Source records
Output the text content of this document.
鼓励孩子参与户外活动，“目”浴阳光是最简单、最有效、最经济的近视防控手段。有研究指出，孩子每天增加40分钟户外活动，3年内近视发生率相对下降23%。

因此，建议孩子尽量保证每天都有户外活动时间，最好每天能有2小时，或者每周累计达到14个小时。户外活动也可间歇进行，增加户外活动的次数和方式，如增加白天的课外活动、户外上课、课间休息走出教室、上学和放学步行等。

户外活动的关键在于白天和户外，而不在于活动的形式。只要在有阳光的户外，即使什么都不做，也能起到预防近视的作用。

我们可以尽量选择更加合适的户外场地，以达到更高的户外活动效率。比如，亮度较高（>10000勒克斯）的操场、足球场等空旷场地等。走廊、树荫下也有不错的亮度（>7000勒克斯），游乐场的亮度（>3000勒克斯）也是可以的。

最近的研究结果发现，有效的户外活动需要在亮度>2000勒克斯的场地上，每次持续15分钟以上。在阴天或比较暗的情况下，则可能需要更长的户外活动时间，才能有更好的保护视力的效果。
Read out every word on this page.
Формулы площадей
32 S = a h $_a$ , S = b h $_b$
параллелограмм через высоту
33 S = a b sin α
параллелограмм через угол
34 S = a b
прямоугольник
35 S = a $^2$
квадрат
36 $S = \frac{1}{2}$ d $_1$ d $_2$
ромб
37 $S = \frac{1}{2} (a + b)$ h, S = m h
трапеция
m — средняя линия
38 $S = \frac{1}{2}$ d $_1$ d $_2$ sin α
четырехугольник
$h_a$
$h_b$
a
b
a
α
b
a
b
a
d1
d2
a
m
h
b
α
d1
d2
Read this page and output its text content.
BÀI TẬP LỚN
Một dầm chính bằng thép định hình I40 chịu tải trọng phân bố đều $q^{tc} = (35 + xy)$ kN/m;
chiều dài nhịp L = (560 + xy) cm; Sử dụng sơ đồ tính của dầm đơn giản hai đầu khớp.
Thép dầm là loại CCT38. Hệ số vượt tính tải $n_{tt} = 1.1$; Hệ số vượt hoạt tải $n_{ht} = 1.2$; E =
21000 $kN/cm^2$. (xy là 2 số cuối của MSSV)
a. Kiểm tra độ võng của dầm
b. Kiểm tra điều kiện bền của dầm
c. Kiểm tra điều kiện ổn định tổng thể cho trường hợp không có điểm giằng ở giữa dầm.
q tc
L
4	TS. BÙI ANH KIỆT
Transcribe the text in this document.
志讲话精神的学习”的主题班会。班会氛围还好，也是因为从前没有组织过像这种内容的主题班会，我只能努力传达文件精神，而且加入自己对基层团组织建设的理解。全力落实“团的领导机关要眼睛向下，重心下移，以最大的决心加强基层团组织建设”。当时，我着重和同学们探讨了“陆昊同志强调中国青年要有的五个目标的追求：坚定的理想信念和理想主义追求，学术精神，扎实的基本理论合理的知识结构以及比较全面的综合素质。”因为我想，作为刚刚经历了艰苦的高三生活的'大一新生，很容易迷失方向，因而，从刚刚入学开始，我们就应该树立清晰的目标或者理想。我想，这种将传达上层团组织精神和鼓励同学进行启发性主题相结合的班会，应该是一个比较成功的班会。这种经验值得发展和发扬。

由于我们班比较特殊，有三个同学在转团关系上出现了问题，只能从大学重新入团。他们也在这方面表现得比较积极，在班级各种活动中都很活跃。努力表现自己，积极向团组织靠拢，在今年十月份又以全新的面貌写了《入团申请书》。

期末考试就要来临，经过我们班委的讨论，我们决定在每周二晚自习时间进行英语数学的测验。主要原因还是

Task instructions
The full set of records should be duplicated exactly.

Worked solution
Output the text content of this document.
鼓励孩子参与户外活动，“目”浴阳光是最简单、最有效、最经济的近视防控手段。有研究指出，孩子每天增加40分钟户外活动，3年内近视发生率相对下降23%。

因此，建议孩子尽量保证每天都有户外活动时间，最好每天能有2小时，或者每周累计达到14个小时。户外活动也可间歇进行，增加户外活动的次数和方式，如增加白天的课外活动、户外上课、课间休息走出教室、上学和放学步行等。

户外活动的关键在于白天和户外，而不在于活动的形式。只要在有阳光的户外，即使什么都不做，也能起到预防近视的作用。

我们可以尽量选择更加合适的户外场地，以达到更高的户外活动效率。比如，亮度较高（>10000勒克斯）的操场、足球场等空旷场地等。走廊、树荫下也有不错的亮度（>7000勒克斯），游乐场的亮度（>3000勒克斯）也是可以的。

最近的研究结果发现，有效的户外活动需要在亮度>2000勒克斯的场地上，每次持续15分钟以上。在阴天或比较暗的情况下，则可能需要更长的户外活动时间，才能有更好的保护视力的效果。
Read out every word on this page.
Формулы площадей
32 S = a h $_a$ , S = b h $_b$
параллелограмм через высоту
33 S = a b sin α
параллелограмм через угол
34 S = a b
прямоугольник
35 S = a $^2$
квадрат
36 $S = \frac{1}{2}$ d $_1$ d $_2$
ромб
37 $S = \frac{1}{2} (a + b)$ h, S = m h
трапеция
m — средняя линия
38 $S = \frac{1}{2}$ d $_1$ d $_2$ sin α
четырехугольник
$h_a$
$h_b$
a
b
a
α
b
a
b
a
d1
d2
a
m
h
b
α
d1
d2
Read this page and output its text content.
BÀI TẬP LỚN
Một dầm chính bằng thép định hình I40 chịu tải trọng phân bố đều $q^{tc} = (35 + xy)$ kN/m;
chiều dài nhịp L = (560 + xy) cm; Sử dụng sơ đồ tính của dầm đơn giản hai đầu khớp.
Thép dầm là loại CCT38. Hệ số vượt tính tải $n_{tt} = 1.1$; Hệ số vượt hoạt tải $n_{ht} = 1.2$; E =
21000 $kN/cm^2$. (xy là 2 số cuối của MSSV)
a. Kiểm tra độ võng của dầm
b. Kiểm tra điều kiện bền của dầm
c. Kiểm tra điều kiện ổn định tổng thể cho trường hợp không có điểm giằng ở giữa dầm.
q tc
L
4	TS. BÙI ANH KIỆT
Transcribe the text in this document.
志讲话精神的学习”的主题班会。班会氛围还好，也是因为从前没有组织过像这种内容的主题班会，我只能努力传达文件精神，而且加入自己对基层团组织建设的理解。全力落实“团的领导机关要眼睛向下，重心下移，以最大的决心加强基层团组织建设”。当时，我着重和同学们探讨了“陆昊同志强调中国青年要有的五个目标的追求：坚定的理想信念和理想主义追求，学术精神，扎实的基本理论合理的知识结构以及比较全面的综合素质。”因为我想，作为刚刚经历了艰苦的高三生活的'大一新生，很容易迷失方向，因而，从刚刚入学开始，我们就应该树立清晰的目标或者理想。我想，这种将传达上层团组织精神和鼓励同学进行启发性主题相结合的班会，应该是一个比较成功的班会。这种经验值得发展和发扬。

由于我们班比较特殊，有三个同学在转团关系上出现了问题，只能从大学重新入团。他们也在这方面表现得比较积极，在班级各种活动中都很活跃。努力表现自己，积极向团组织靠拢，在今年十月份又以全新的面貌写了《入团申请书》。

期末考试就要来临，经过我们班委的讨论，我们决定在每周二晚自习时间进行英语数学的测验。主要原因还是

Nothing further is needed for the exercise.